▶ WRITTEN INSTRUCTION: Copy out the entries in full and with complete accuracy; pictures are excluded.

+++ SUPPLIED MATERIAL

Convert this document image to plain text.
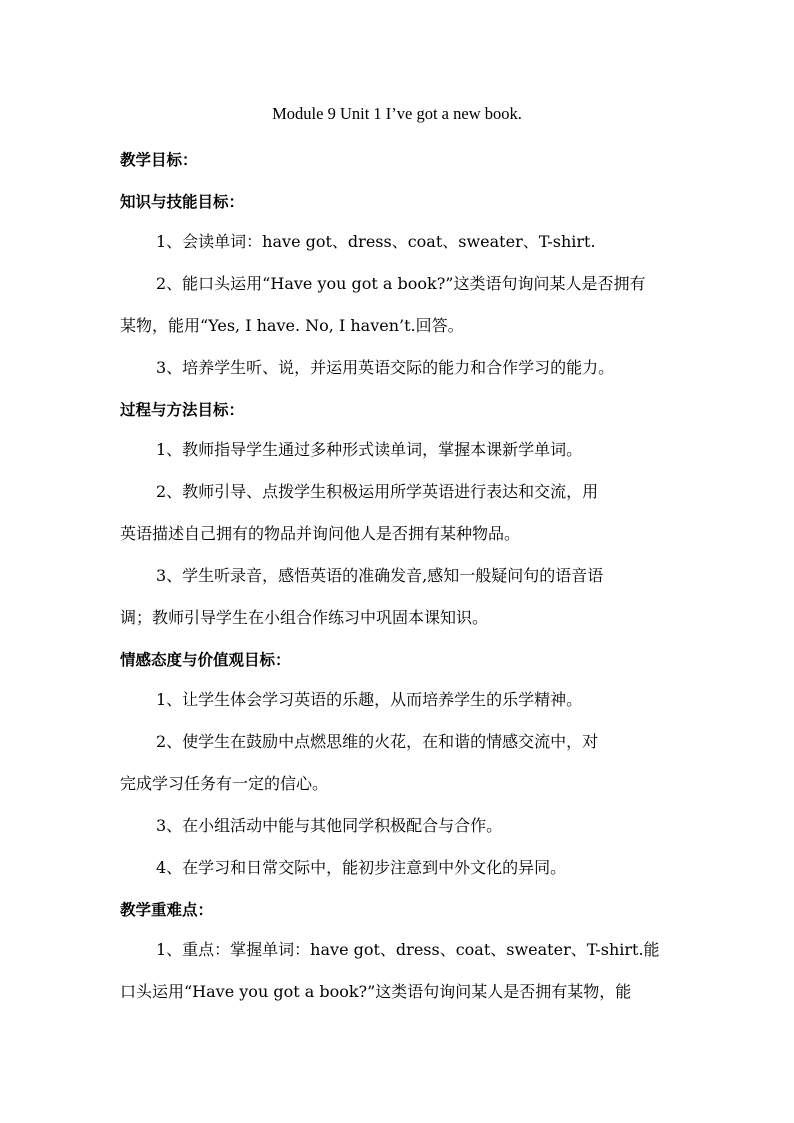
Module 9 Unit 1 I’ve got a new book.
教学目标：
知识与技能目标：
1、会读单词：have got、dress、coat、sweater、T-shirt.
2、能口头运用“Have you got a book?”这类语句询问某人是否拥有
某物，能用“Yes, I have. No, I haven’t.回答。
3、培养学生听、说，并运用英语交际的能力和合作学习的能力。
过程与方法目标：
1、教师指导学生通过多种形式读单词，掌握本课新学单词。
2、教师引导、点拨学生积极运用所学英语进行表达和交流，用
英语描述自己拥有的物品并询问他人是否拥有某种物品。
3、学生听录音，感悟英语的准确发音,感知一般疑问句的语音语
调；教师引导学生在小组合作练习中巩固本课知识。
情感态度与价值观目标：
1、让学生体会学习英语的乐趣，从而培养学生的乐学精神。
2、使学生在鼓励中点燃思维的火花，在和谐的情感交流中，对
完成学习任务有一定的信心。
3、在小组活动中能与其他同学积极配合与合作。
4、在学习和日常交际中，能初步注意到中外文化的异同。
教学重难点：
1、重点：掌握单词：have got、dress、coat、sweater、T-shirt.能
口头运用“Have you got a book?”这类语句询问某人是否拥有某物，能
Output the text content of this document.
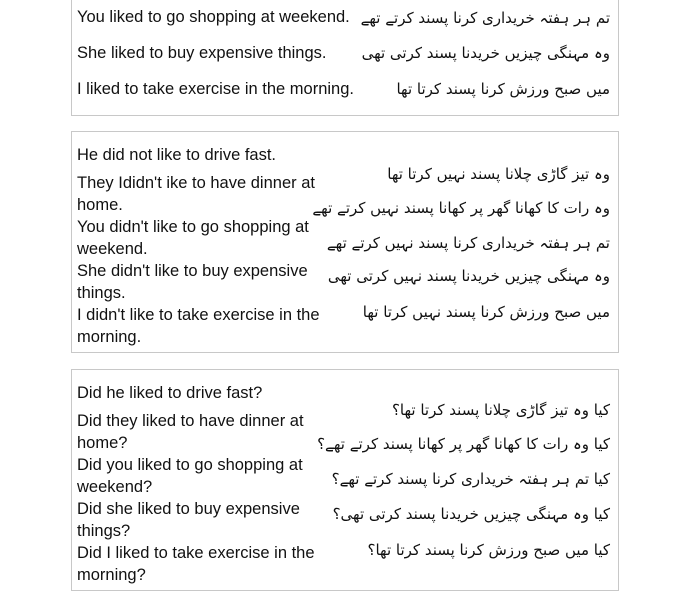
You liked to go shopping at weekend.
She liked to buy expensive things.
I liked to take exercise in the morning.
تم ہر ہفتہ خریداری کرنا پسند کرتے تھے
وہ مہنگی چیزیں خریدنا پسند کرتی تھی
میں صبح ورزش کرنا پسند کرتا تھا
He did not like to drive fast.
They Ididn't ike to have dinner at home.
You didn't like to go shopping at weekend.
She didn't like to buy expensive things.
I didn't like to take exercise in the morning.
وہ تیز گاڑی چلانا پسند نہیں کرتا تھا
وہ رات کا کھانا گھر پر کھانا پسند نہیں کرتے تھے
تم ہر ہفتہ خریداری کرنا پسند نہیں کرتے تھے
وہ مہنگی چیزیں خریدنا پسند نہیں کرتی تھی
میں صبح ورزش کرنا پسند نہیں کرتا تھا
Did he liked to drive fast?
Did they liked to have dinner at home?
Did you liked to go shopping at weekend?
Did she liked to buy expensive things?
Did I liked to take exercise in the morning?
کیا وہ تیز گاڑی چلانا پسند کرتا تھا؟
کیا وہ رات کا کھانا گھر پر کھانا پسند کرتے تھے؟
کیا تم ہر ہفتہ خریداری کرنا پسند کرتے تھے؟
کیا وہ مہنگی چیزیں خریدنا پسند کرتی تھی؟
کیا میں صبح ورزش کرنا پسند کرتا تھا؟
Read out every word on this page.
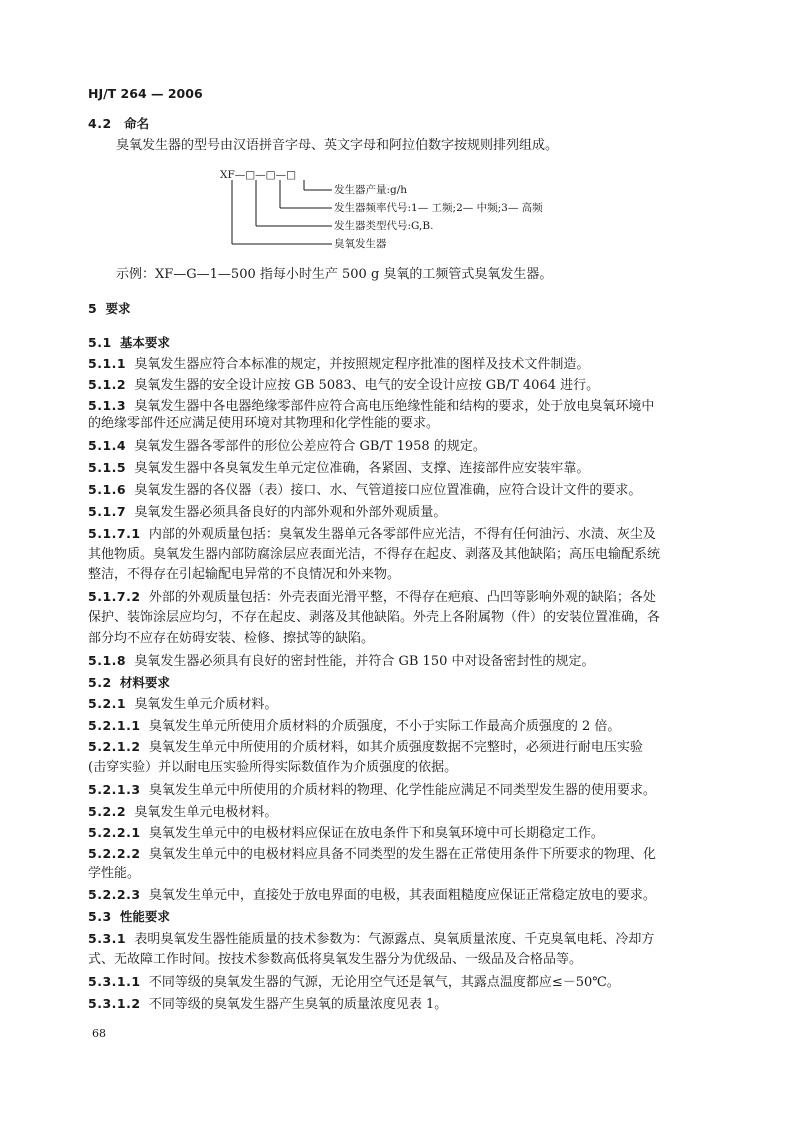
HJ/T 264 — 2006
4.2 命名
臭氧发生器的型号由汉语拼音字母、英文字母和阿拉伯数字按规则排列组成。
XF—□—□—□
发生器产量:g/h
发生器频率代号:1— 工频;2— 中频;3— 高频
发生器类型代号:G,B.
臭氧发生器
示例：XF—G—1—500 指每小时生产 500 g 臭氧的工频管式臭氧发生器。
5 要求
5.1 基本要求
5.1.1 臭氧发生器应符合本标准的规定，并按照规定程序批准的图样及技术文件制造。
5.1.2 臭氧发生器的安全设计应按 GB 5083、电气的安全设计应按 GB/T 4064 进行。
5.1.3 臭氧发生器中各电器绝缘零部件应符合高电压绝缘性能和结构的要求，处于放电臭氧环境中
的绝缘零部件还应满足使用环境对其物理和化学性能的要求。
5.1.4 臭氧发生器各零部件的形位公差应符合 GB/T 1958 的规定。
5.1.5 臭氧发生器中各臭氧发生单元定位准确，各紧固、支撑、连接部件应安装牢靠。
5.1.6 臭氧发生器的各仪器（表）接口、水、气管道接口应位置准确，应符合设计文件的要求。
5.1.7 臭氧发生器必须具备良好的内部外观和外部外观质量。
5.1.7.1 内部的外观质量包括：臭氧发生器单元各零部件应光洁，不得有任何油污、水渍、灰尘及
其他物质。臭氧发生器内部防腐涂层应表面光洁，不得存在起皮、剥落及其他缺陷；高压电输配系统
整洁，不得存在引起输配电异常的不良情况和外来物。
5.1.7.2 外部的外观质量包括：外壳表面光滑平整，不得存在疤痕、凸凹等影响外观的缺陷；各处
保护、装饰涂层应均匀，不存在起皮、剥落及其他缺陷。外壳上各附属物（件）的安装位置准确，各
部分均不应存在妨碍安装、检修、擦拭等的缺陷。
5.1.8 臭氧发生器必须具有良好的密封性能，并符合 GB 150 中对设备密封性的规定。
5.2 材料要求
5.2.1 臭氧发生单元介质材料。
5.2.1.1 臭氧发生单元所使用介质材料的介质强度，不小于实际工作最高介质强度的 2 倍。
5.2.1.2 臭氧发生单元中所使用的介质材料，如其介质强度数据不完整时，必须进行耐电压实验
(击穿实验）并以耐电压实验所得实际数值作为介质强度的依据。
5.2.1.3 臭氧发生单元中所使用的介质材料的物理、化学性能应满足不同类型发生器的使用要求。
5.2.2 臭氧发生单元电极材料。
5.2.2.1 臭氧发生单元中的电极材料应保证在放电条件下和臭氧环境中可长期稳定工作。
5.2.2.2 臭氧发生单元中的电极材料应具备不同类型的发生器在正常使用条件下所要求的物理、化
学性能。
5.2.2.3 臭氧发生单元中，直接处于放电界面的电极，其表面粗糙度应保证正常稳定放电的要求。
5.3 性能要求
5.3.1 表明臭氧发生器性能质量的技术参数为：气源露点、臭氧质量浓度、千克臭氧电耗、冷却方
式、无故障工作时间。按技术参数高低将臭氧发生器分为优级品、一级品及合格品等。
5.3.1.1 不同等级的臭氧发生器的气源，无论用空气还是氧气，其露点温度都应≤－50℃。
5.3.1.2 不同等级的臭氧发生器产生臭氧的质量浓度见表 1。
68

++++++

▶ PROBLEM SOLUTION:
Convert this document image to plain text.
Module 9 Unit 1 I’ve got a new book.
教学目标：
知识与技能目标：
1、会读单词：have got、dress、coat、sweater、T-shirt.
2、能口头运用“Have you got a book?”这类语句询问某人是否拥有
某物，能用“Yes, I have. No, I haven’t.回答。
3、培养学生听、说，并运用英语交际的能力和合作学习的能力。
过程与方法目标：
1、教师指导学生通过多种形式读单词，掌握本课新学单词。
2、教师引导、点拨学生积极运用所学英语进行表达和交流，用
英语描述自己拥有的物品并询问他人是否拥有某种物品。
3、学生听录音，感悟英语的准确发音,感知一般疑问句的语音语
调；教师引导学生在小组合作练习中巩固本课知识。
情感态度与价值观目标：
1、让学生体会学习英语的乐趣，从而培养学生的乐学精神。
2、使学生在鼓励中点燃思维的火花，在和谐的情感交流中，对
完成学习任务有一定的信心。
3、在小组活动中能与其他同学积极配合与合作。
4、在学习和日常交际中，能初步注意到中外文化的异同。
教学重难点：
1、重点：掌握单词：have got、dress、coat、sweater、T-shirt.能
口头运用“Have you got a book?”这类语句询问某人是否拥有某物，能
Output the text content of this document.
You liked to go shopping at weekend.
She liked to buy expensive things.
I liked to take exercise in the morning.
تم ہر ہفتہ خریداری کرنا پسند کرتے تھے
وہ مہنگی چیزیں خریدنا پسند کرتی تھی
میں صبح ورزش کرنا پسند کرتا تھا
He did not like to drive fast.
They Ididn't ike to have dinner at home.
You didn't like to go shopping at weekend.
She didn't like to buy expensive things.
I didn't like to take exercise in the morning.
وہ تیز گاڑی چلانا پسند نہیں کرتا تھا
وہ رات کا کھانا گھر پر کھانا پسند نہیں کرتے تھے
تم ہر ہفتہ خریداری کرنا پسند نہیں کرتے تھے
وہ مہنگی چیزیں خریدنا پسند نہیں کرتی تھی
میں صبح ورزش کرنا پسند نہیں کرتا تھا
Did he liked to drive fast?
Did they liked to have dinner at home?
Did you liked to go shopping at weekend?
Did she liked to buy expensive things?
Did I liked to take exercise in the morning?
کیا وہ تیز گاڑی چلانا پسند کرتا تھا؟
کیا وہ رات کا کھانا گھر پر کھانا پسند کرتے تھے؟
کیا تم ہر ہفتہ خریداری کرنا پسند کرتے تھے؟
کیا وہ مہنگی چیزیں خریدنا پسند کرتی تھی؟
کیا میں صبح ورزش کرنا پسند کرتا تھا؟
Read out every word on this page.
HJ/T 264 — 2006
4.2 命名
臭氧发生器的型号由汉语拼音字母、英文字母和阿拉伯数字按规则排列组成。
XF—□—□—□
发生器产量:g/h
发生器频率代号:1— 工频;2— 中频;3— 高频
发生器类型代号:G,B.
臭氧发生器
示例：XF—G—1—500 指每小时生产 500 g 臭氧的工频管式臭氧发生器。
5 要求
5.1 基本要求
5.1.1 臭氧发生器应符合本标准的规定，并按照规定程序批准的图样及技术文件制造。
5.1.2 臭氧发生器的安全设计应按 GB 5083、电气的安全设计应按 GB/T 4064 进行。
5.1.3 臭氧发生器中各电器绝缘零部件应符合高电压绝缘性能和结构的要求，处于放电臭氧环境中
的绝缘零部件还应满足使用环境对其物理和化学性能的要求。
5.1.4 臭氧发生器各零部件的形位公差应符合 GB/T 1958 的规定。
5.1.5 臭氧发生器中各臭氧发生单元定位准确，各紧固、支撑、连接部件应安装牢靠。
5.1.6 臭氧发生器的各仪器（表）接口、水、气管道接口应位置准确，应符合设计文件的要求。
5.1.7 臭氧发生器必须具备良好的内部外观和外部外观质量。
5.1.7.1 内部的外观质量包括：臭氧发生器单元各零部件应光洁，不得有任何油污、水渍、灰尘及
其他物质。臭氧发生器内部防腐涂层应表面光洁，不得存在起皮、剥落及其他缺陷；高压电输配系统
整洁，不得存在引起输配电异常的不良情况和外来物。
5.1.7.2 外部的外观质量包括：外壳表面光滑平整，不得存在疤痕、凸凹等影响外观的缺陷；各处
保护、装饰涂层应均匀，不存在起皮、剥落及其他缺陷。外壳上各附属物（件）的安装位置准确，各
部分均不应存在妨碍安装、检修、擦拭等的缺陷。
5.1.8 臭氧发生器必须具有良好的密封性能，并符合 GB 150 中对设备密封性的规定。
5.2 材料要求
5.2.1 臭氧发生单元介质材料。
5.2.1.1 臭氧发生单元所使用介质材料的介质强度，不小于实际工作最高介质强度的 2 倍。
5.2.1.2 臭氧发生单元中所使用的介质材料，如其介质强度数据不完整时，必须进行耐电压实验
(击穿实验）并以耐电压实验所得实际数值作为介质强度的依据。
5.2.1.3 臭氧发生单元中所使用的介质材料的物理、化学性能应满足不同类型发生器的使用要求。
5.2.2 臭氧发生单元电极材料。
5.2.2.1 臭氧发生单元中的电极材料应保证在放电条件下和臭氧环境中可长期稳定工作。
5.2.2.2 臭氧发生单元中的电极材料应具备不同类型的发生器在正常使用条件下所要求的物理、化
学性能。
5.2.2.3 臭氧发生单元中，直接处于放电界面的电极，其表面粗糙度应保证正常稳定放电的要求。
5.3 性能要求
5.3.1 表明臭氧发生器性能质量的技术参数为：气源露点、臭氧质量浓度、千克臭氧电耗、冷却方
式、无故障工作时间。按技术参数高低将臭氧发生器分为优级品、一级品及合格品等。
5.3.1.1 不同等级的臭氧发生器的气源，无论用空气还是氧气，其露点温度都应≤－50℃。
5.3.1.2 不同等级的臭氧发生器产生臭氧的质量浓度见表 1。
68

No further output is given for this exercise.